[Dataset records]
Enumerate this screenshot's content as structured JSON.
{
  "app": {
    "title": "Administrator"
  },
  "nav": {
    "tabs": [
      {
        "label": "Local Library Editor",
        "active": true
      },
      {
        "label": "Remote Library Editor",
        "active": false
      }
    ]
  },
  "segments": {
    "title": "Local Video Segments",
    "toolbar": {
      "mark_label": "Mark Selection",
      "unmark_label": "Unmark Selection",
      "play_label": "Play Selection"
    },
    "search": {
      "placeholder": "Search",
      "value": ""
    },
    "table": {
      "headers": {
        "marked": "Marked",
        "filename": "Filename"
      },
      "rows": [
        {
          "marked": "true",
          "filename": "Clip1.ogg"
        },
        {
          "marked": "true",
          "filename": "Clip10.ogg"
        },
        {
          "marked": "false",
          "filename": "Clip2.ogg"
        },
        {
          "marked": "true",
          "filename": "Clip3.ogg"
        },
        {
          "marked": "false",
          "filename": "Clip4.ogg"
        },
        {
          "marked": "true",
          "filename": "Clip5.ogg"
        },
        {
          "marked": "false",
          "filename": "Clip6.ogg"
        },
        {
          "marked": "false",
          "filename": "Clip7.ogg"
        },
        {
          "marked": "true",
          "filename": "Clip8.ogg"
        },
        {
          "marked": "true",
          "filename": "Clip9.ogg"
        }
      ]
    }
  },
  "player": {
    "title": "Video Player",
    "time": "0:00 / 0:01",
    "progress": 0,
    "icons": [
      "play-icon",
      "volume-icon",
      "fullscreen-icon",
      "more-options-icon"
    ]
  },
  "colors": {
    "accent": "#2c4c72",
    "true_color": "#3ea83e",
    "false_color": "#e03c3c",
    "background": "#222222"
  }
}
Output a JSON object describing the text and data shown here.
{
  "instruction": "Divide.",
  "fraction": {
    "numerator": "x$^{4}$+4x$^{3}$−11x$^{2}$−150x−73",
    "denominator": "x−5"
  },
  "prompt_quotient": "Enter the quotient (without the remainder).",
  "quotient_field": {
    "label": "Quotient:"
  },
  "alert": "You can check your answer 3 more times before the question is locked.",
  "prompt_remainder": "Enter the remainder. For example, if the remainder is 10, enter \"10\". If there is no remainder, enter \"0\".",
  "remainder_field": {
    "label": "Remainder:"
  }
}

▸ Objective
Find "Output a JSON" in the data above, then repeat that line and all lines after it exactly, ending with the final line.

▸ The result
Output a JSON object describing the text and data shown here.
{
  "instruction": "Divide.",
  "fraction": {
    "numerator": "x$^{4}$+4x$^{3}$−11x$^{2}$−150x−73",
    "denominator": "x−5"
  },
  "prompt_quotient": "Enter the quotient (without the remainder).",
  "quotient_field": {
    "label": "Quotient:"
  },
  "alert": "You can check your answer 3 more times before the question is locked.",
  "prompt_remainder": "Enter the remainder. For example, if the remainder is 10, enter \"10\". If there is no remainder, enter \"0\".",
  "remainder_field": {
    "label": "Remainder:"
  }
}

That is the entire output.